PROVIDED ENTRIES ::

_ _ _ _

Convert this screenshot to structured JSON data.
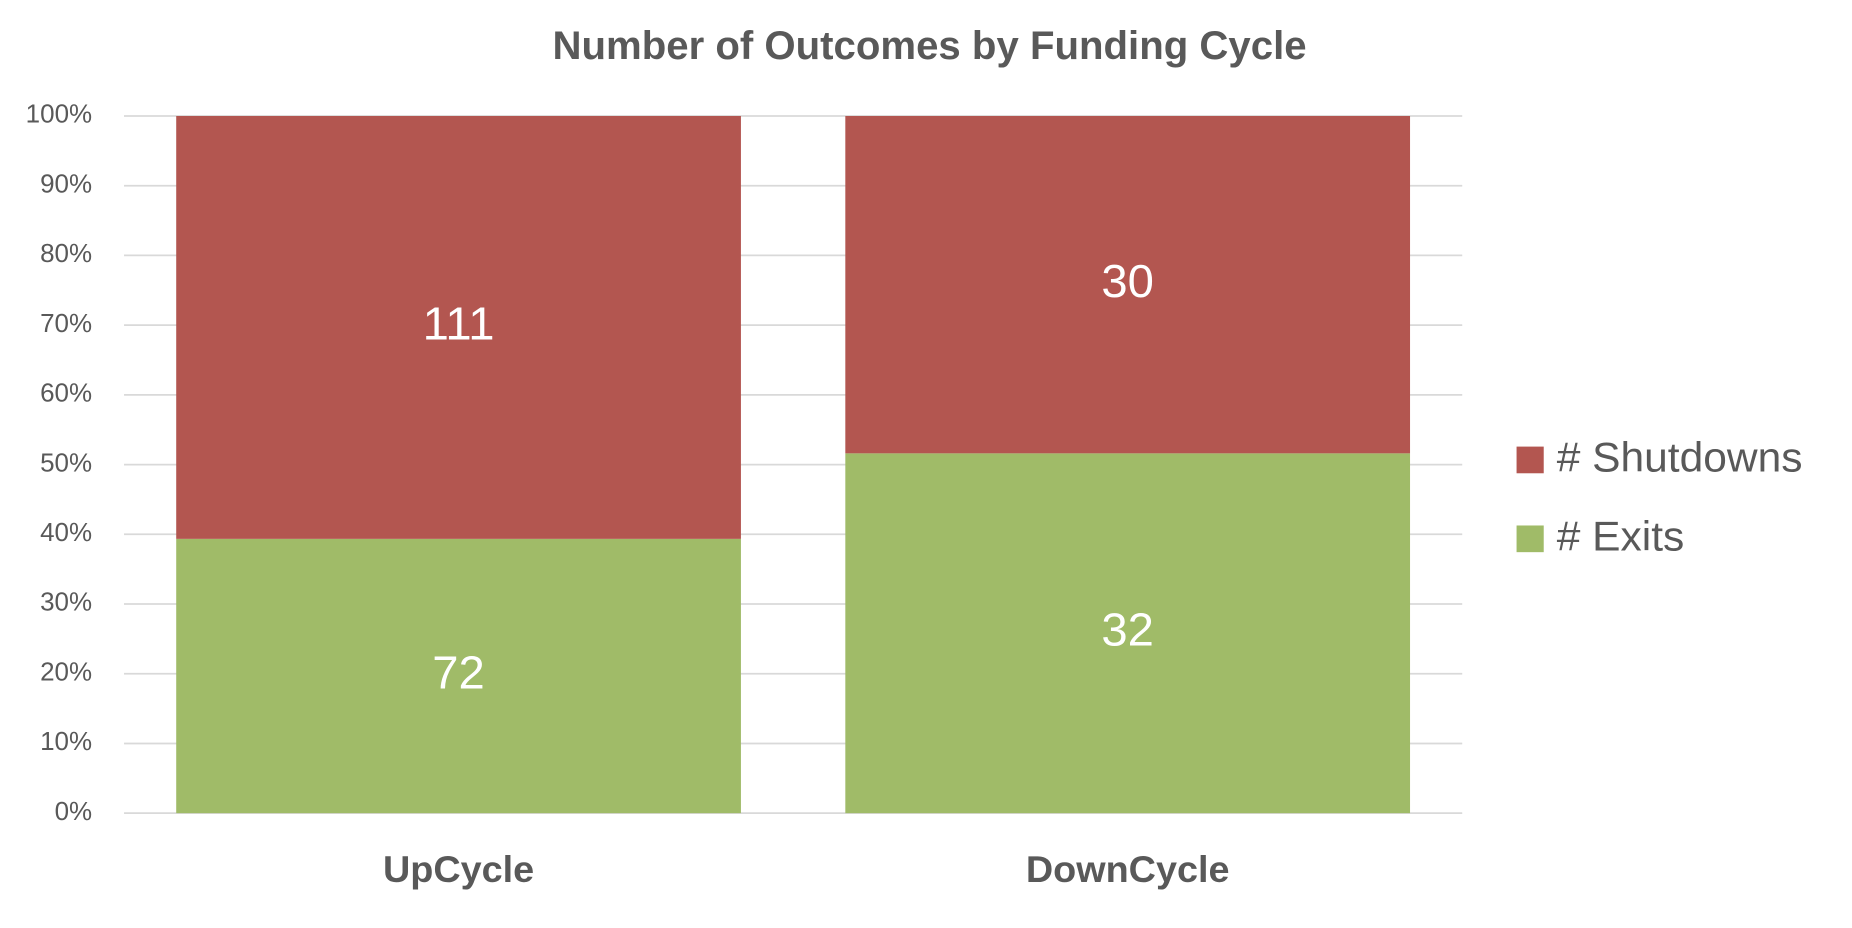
{
  "chart_data": {
    "type": "bar",
    "stack": "percent",
    "title": "Number of Outcomes by Funding Cycle",
    "categories": [
      "UpCycle",
      "DownCycle"
    ],
    "series": [
      {
        "name": "# Exits",
        "color": "#a0bb68",
        "values": [
          72,
          32
        ]
      },
      {
        "name": "# Shutdowns",
        "color": "#b35650",
        "values": [
          111,
          30
        ]
      }
    ],
    "ylim": [
      0,
      100
    ],
    "yticks": [
      {
        "value": 0,
        "label": "0%"
      },
      {
        "value": 10,
        "label": "10%"
      },
      {
        "value": 20,
        "label": "20%"
      },
      {
        "value": 30,
        "label": "30%"
      },
      {
        "value": 40,
        "label": "40%"
      },
      {
        "value": 50,
        "label": "50%"
      },
      {
        "value": 60,
        "label": "60%"
      },
      {
        "value": 70,
        "label": "70%"
      },
      {
        "value": 80,
        "label": "80%"
      },
      {
        "value": 90,
        "label": "90%"
      },
      {
        "value": 100,
        "label": "100%"
      }
    ],
    "grid": true,
    "legend": "right"
  }
}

_ _ _ _

REQUEST :: Copy all lines from the material that contain "label".

WRITTEN RESPONSE ::
        "label": "0%"
        "label": "10%"
        "label": "20%"
        "label": "30%"
        "label": "40%"
        "label": "50%"
        "label": "60%"
        "label": "70%"
        "label": "80%"
        "label": "90%"
        "label": "100%"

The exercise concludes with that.